*Given instruction*: Look through the listing and locate every line containing the word "risk"; copy those lines.

*Data supplied*:
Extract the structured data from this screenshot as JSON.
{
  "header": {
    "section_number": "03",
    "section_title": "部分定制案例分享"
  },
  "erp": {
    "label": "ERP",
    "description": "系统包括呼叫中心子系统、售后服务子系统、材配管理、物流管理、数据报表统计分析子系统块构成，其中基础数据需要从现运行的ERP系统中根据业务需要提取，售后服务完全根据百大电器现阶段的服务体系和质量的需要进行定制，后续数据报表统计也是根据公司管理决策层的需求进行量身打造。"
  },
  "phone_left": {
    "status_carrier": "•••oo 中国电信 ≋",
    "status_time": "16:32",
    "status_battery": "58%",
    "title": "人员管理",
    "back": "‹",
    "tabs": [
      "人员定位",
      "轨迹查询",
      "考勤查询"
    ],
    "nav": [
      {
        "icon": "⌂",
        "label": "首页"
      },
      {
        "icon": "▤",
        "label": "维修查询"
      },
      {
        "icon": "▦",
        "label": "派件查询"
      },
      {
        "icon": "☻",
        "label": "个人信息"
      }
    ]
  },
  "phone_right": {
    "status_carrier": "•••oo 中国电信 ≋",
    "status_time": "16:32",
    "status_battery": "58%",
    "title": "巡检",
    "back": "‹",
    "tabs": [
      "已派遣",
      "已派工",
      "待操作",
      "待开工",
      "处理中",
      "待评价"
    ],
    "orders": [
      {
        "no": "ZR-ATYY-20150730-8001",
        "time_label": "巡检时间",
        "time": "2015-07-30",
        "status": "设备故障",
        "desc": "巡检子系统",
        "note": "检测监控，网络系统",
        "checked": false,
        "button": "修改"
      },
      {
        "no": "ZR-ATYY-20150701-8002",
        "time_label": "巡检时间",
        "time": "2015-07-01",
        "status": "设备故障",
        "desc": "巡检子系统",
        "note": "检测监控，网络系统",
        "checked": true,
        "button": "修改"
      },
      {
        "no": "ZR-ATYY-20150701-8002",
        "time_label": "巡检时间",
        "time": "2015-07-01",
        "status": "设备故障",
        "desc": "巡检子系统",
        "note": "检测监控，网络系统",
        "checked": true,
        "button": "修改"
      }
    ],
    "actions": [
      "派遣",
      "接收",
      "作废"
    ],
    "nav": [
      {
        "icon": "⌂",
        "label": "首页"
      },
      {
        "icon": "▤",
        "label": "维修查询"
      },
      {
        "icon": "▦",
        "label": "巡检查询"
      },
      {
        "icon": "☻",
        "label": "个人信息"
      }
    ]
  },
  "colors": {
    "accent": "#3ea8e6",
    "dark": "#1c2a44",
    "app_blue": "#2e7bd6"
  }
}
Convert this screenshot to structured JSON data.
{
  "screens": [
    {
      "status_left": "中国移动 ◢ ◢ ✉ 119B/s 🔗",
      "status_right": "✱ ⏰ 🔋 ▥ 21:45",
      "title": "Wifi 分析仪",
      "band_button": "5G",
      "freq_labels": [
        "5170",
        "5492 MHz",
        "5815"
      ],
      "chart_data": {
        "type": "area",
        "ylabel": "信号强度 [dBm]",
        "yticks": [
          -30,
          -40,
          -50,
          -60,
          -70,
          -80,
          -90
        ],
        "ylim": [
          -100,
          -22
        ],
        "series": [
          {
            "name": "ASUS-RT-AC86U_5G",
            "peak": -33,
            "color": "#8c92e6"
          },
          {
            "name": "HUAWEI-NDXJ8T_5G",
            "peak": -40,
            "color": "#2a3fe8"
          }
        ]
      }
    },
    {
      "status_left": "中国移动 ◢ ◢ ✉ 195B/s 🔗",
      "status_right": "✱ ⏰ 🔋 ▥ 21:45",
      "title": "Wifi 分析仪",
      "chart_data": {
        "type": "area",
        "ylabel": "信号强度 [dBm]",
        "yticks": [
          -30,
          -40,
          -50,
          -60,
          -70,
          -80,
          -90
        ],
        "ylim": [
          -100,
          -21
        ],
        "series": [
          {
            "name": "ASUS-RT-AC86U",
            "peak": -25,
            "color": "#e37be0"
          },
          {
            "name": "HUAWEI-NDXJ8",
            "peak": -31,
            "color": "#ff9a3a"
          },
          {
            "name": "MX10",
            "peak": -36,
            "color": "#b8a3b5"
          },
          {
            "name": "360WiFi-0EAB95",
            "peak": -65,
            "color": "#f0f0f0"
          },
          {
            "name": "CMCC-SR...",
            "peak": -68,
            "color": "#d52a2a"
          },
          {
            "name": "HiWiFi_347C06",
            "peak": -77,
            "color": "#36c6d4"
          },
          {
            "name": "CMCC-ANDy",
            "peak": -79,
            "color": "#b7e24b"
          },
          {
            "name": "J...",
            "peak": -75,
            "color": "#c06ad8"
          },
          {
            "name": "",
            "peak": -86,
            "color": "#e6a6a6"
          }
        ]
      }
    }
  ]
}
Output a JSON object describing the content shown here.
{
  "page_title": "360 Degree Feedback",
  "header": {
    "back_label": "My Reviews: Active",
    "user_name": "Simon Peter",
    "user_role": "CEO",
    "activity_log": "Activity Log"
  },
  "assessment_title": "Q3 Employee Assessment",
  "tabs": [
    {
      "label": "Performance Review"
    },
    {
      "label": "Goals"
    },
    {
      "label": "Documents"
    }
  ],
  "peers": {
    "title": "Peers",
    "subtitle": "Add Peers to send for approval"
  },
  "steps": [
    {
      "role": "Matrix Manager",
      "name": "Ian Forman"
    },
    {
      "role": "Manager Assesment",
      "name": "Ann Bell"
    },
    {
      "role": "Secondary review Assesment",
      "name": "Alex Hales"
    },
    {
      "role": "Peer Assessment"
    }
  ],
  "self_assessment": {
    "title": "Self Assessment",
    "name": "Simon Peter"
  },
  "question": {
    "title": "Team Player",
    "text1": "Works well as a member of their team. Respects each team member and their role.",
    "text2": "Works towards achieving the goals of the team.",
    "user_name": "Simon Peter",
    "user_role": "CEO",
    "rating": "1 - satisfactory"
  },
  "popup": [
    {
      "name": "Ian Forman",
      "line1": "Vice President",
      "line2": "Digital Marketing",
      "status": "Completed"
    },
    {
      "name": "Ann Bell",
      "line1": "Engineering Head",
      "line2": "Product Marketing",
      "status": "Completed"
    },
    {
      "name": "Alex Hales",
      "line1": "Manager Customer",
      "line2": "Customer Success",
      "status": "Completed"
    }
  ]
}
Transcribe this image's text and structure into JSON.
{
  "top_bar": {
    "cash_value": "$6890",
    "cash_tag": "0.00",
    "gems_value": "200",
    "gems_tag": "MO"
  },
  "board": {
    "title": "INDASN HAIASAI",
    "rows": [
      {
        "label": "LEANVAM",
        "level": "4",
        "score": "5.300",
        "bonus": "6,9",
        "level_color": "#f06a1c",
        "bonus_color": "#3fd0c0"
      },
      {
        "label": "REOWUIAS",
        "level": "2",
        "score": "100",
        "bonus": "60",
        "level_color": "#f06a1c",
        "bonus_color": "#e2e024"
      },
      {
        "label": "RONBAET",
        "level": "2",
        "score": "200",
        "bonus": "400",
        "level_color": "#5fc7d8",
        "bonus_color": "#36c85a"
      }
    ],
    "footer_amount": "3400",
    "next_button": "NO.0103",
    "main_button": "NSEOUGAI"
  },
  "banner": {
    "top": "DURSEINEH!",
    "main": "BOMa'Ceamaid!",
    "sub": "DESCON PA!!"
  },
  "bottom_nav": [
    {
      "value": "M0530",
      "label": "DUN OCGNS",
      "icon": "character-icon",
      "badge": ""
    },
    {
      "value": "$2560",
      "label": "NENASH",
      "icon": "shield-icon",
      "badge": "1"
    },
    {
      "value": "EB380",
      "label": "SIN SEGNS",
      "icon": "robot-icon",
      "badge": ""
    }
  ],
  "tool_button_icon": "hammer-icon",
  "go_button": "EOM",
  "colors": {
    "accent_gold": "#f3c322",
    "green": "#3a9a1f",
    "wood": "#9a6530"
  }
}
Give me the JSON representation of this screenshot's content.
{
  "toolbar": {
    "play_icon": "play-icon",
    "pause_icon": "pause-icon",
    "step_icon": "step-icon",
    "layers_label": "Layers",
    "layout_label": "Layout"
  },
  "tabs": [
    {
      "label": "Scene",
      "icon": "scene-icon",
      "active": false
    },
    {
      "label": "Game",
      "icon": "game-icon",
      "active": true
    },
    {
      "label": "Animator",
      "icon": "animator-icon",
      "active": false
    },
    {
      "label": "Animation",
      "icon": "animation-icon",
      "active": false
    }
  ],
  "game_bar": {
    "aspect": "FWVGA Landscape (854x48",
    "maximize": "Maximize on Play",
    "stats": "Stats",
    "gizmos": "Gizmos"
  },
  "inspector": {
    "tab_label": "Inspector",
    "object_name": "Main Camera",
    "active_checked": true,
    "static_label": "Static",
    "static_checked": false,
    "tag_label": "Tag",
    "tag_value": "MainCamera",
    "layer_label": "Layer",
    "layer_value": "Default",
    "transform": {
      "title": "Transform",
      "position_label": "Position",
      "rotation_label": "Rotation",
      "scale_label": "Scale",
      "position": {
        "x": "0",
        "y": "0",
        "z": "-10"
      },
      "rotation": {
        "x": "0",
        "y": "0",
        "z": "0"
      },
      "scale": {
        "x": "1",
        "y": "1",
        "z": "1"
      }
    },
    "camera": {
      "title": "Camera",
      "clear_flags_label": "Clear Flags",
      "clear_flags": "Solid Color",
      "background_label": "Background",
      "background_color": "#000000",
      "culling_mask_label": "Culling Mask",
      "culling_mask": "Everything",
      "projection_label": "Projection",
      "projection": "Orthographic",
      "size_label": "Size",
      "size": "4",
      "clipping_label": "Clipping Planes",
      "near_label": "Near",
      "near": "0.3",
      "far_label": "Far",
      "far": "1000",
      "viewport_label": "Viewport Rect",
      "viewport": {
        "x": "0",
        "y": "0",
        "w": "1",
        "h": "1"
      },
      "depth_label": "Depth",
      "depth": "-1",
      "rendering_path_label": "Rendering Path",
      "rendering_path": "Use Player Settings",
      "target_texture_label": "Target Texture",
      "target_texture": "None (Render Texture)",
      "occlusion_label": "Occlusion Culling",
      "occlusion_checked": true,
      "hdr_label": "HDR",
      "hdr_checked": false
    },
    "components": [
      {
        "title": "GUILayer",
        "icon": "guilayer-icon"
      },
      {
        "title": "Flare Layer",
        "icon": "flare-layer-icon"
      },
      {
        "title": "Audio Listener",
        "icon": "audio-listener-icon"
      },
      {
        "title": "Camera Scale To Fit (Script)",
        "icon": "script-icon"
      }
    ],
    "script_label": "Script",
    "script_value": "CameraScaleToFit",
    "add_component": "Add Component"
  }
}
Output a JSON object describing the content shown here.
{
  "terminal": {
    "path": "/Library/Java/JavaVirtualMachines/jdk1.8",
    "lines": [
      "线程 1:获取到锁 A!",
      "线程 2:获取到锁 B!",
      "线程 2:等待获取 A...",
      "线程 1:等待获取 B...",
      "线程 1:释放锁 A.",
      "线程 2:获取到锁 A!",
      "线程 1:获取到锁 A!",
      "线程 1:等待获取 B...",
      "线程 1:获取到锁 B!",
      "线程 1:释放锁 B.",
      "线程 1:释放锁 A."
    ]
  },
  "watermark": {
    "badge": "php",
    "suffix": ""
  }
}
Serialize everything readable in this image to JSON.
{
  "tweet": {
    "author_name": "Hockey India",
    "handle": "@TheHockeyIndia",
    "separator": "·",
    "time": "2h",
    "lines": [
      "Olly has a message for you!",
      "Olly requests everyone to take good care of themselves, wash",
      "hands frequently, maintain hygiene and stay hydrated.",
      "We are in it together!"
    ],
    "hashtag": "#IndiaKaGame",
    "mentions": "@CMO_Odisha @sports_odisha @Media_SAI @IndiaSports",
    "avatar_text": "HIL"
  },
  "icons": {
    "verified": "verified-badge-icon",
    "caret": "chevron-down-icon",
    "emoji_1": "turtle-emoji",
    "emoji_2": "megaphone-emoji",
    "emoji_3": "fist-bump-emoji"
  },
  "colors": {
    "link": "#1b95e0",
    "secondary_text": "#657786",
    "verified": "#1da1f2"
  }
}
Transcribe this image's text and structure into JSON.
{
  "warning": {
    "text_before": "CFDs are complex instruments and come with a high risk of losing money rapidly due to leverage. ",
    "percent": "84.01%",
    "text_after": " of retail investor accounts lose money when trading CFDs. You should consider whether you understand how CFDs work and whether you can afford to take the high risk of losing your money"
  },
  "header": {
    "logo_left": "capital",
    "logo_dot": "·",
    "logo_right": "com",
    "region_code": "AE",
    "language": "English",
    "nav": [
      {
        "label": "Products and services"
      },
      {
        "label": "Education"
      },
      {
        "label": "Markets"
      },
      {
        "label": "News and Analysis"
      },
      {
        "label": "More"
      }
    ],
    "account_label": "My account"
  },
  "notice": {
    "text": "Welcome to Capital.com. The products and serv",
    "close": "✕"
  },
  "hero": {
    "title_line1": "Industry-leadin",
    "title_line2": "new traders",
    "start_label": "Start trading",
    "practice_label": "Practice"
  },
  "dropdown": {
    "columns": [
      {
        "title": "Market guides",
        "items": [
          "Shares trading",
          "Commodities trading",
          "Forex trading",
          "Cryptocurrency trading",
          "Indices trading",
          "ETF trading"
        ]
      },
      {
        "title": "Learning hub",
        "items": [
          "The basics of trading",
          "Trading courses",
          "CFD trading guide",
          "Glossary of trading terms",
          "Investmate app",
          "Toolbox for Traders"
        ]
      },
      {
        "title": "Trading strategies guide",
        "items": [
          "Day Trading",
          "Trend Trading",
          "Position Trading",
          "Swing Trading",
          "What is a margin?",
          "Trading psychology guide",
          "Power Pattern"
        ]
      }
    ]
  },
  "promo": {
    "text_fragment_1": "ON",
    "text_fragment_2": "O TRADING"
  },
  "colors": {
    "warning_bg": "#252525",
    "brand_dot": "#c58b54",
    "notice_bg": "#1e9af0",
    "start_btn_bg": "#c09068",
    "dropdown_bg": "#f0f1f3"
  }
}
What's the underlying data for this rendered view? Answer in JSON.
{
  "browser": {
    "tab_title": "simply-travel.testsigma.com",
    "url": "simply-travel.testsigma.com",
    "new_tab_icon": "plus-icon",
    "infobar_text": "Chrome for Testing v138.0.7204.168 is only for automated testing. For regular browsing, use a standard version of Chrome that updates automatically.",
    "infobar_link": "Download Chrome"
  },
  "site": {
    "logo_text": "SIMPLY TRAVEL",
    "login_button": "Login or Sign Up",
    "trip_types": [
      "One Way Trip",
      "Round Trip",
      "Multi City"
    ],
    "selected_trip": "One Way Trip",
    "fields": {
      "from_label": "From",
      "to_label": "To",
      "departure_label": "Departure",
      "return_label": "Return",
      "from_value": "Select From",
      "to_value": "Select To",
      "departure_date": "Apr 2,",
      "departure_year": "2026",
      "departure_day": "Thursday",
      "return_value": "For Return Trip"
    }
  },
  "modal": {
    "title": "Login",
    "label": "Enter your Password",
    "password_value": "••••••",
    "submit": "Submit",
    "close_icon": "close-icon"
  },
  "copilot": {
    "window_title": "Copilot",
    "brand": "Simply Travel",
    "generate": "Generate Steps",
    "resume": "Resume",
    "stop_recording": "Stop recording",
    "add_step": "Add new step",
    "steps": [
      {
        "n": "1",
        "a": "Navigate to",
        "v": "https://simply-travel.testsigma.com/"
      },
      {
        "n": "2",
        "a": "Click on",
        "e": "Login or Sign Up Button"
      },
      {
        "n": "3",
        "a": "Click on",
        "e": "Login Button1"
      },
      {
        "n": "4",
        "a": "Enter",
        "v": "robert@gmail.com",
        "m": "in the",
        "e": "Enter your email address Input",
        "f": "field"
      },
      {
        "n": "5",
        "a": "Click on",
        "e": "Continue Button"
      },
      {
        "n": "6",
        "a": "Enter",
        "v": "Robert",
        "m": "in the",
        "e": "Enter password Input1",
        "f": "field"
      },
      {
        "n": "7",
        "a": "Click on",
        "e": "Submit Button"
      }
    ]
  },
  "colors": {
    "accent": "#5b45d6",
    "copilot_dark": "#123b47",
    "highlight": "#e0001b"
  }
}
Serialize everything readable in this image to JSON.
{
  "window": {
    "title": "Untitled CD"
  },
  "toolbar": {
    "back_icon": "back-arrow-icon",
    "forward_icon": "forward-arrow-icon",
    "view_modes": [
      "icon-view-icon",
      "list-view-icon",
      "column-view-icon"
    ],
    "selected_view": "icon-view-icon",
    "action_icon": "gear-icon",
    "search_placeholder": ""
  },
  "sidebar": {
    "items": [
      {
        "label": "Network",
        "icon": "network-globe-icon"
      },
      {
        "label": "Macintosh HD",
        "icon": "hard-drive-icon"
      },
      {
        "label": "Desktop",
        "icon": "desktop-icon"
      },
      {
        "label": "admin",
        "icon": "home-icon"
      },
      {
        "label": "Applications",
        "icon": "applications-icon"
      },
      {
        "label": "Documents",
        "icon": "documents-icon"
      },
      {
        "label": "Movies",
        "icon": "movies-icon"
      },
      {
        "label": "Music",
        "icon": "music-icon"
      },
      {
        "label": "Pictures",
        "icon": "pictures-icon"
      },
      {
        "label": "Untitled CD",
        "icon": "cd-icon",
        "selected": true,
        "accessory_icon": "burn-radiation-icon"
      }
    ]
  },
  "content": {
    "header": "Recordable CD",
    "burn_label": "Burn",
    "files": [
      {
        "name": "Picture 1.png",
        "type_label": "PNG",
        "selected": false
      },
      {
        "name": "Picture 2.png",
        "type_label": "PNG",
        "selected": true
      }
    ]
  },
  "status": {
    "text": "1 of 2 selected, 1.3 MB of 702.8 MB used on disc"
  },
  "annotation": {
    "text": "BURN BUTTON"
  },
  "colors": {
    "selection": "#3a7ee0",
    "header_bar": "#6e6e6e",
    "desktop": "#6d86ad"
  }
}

*Output below*:
    "text_before": "CFDs are complex instruments and come with a high risk of losing money rapidly due to leverage. ",
    "text_after": " of retail investor accounts lose money when trading CFDs. You should consider whether you understand how CFDs work and whether you can afford to take the high risk of losing your money"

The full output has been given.